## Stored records
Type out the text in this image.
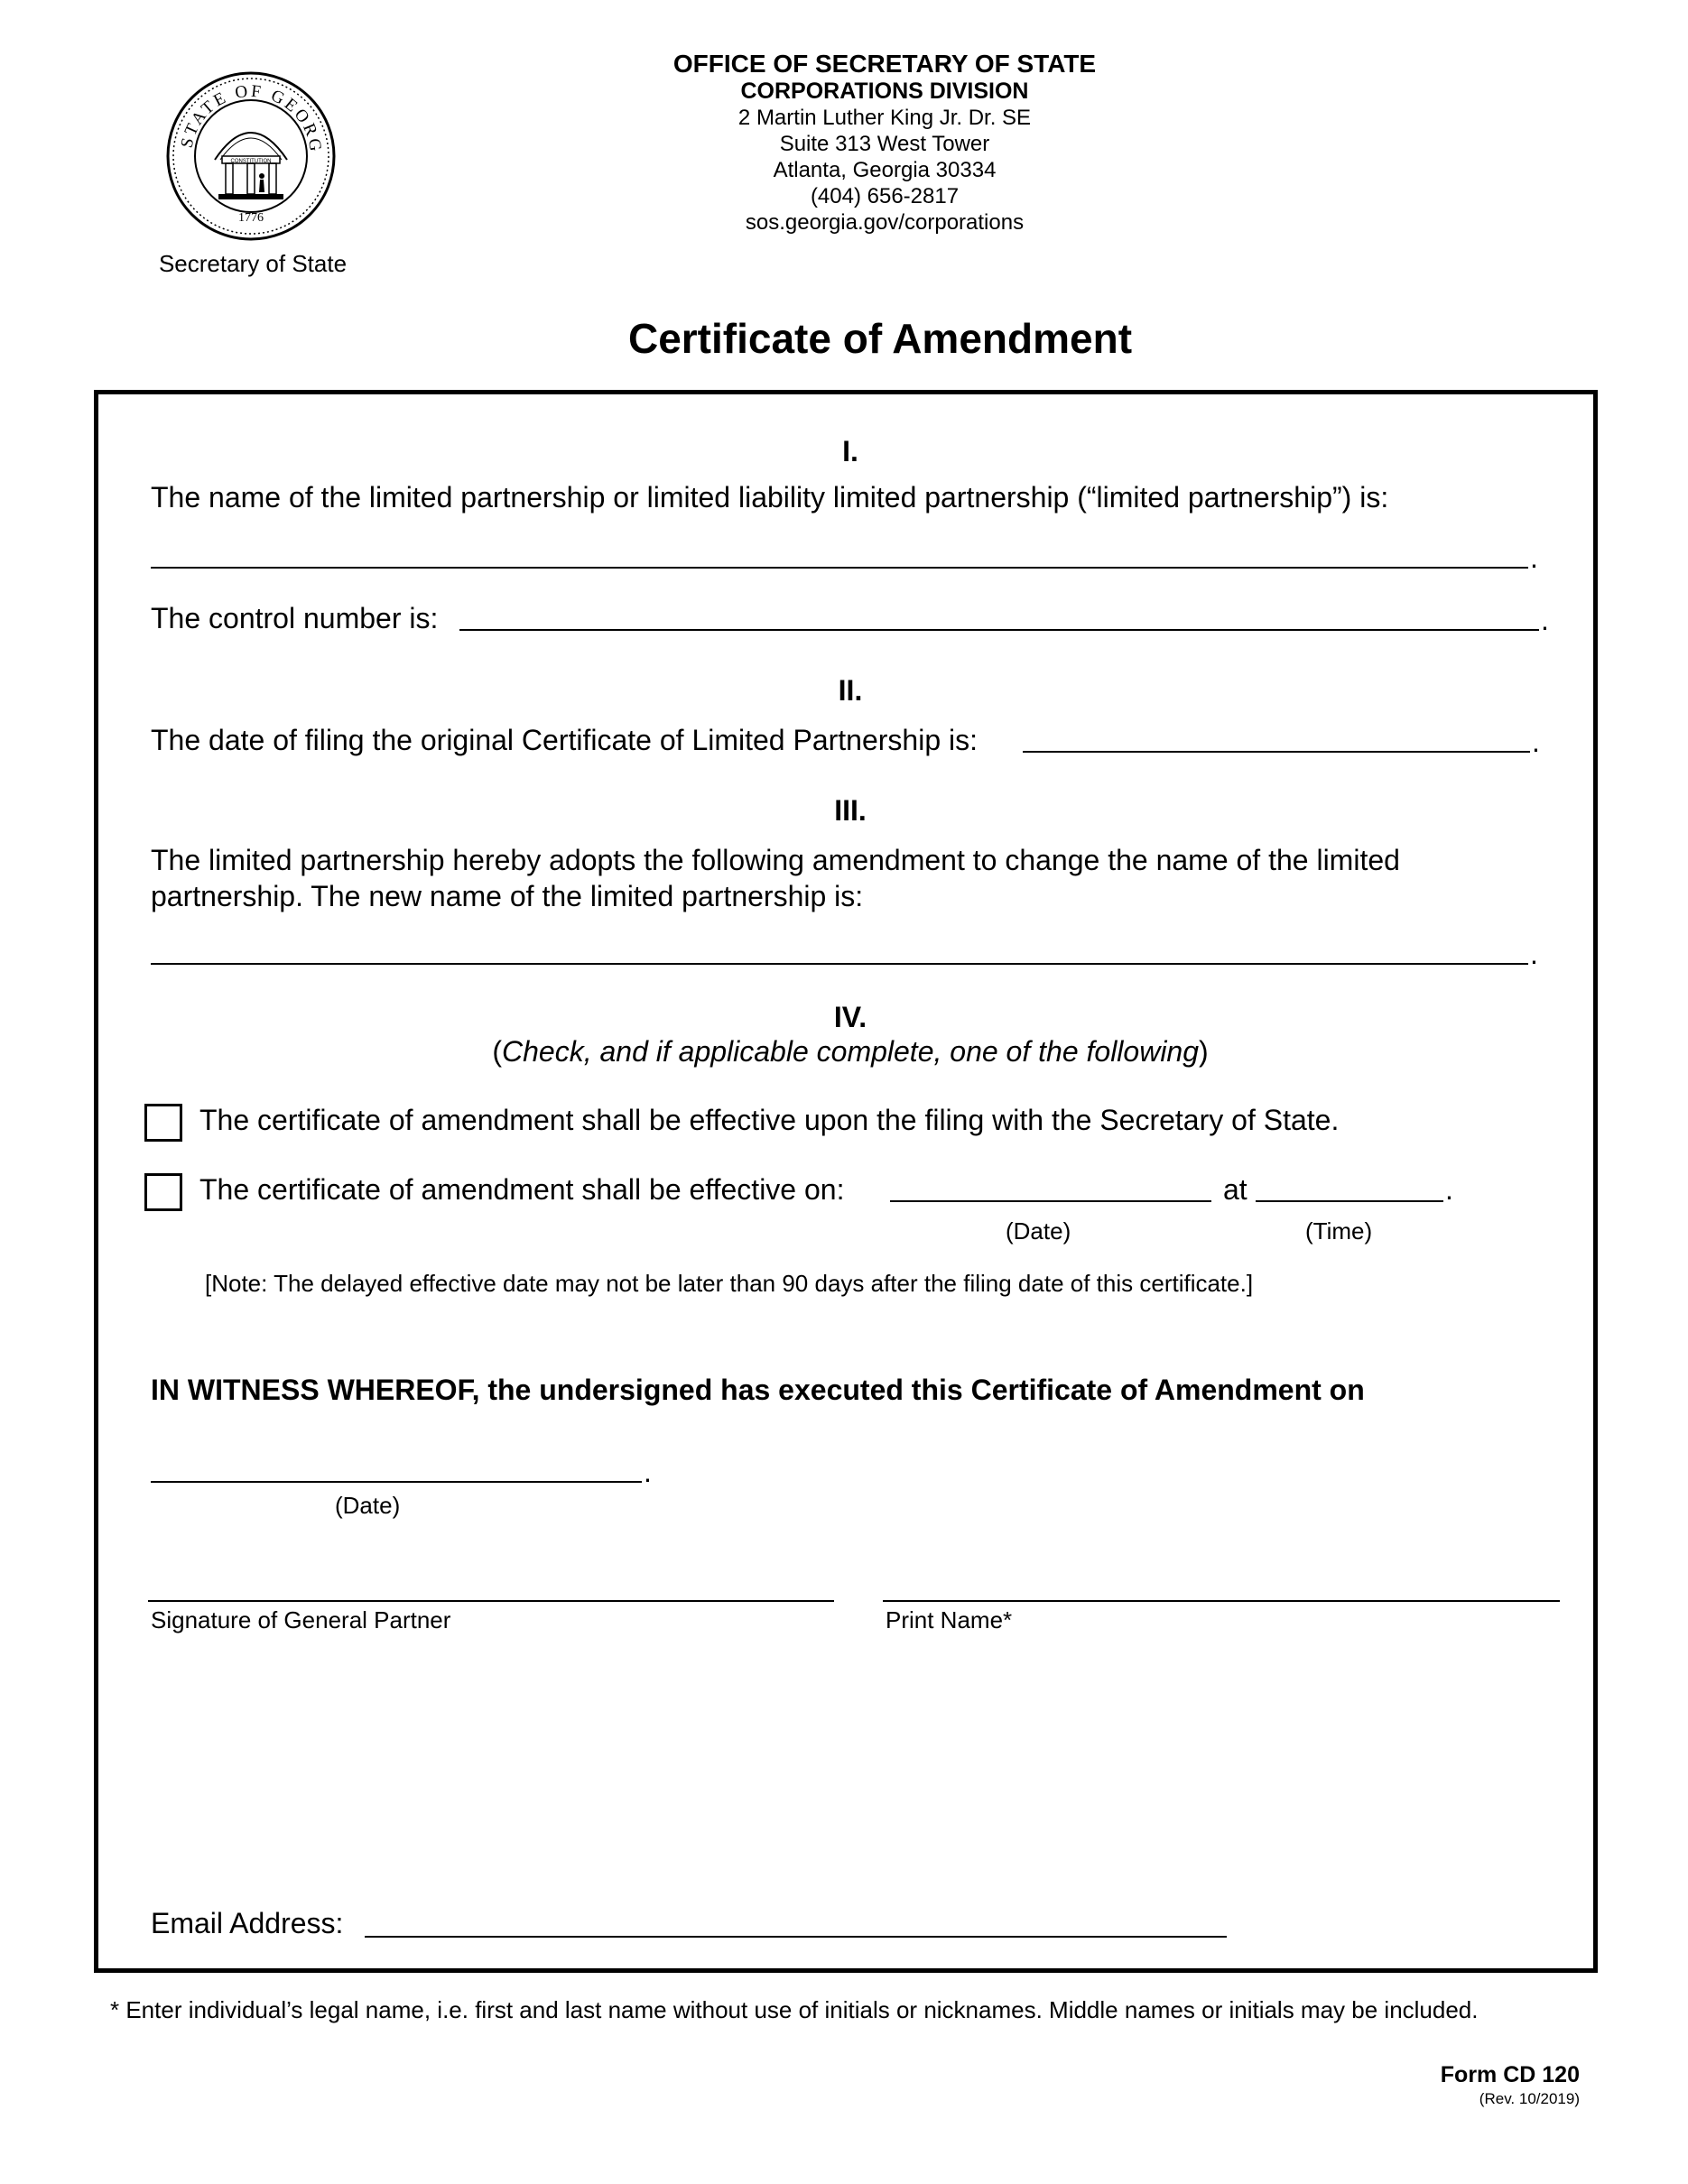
STATE OF GEORG
CONSTITUTION
1776
Secretary of State
OFFICE OF SECRETARY OF STATE
CORPORATIONS DIVISION
2 Martin Luther King Jr. Dr. SE
Suite 313 West Tower
Atlanta, Georgia 30334
(404) 656-2817
sos.georgia.gov/corporations
Certificate of Amendment
I.
The name of the limited partnership or limited liability limited partnership (“limited partnership”) is:
.
The control number is:	.
II.
The date of filing the original Certificate of Limited Partnership is:	.
III.
The limited partnership hereby adopts the following amendment to change the name of the limited
partnership. The new name of the limited partnership is:
.
IV.
(Check, and if applicable complete, one of the following)
The certificate of amendment shall be effective upon the filing with the Secretary of State.
The certificate of amendment shall be effective on:	at	.
(Date)	(Time)
[Note: The delayed effective date may not be later than 90 days after the filing date of this certificate.]
IN WITNESS WHEREOF, the undersigned has executed this Certificate of Amendment on
.
(Date)
Signature of General Partner	Print Name*
Email Address:
* Enter individual’s legal name, i.e. first and last name without use of initials or nicknames. Middle names or initials may be included.
Form CD 120
(Rev. 10/2019)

## What you should do
Write only the number of lines in the data above that include "filing".

## Result
3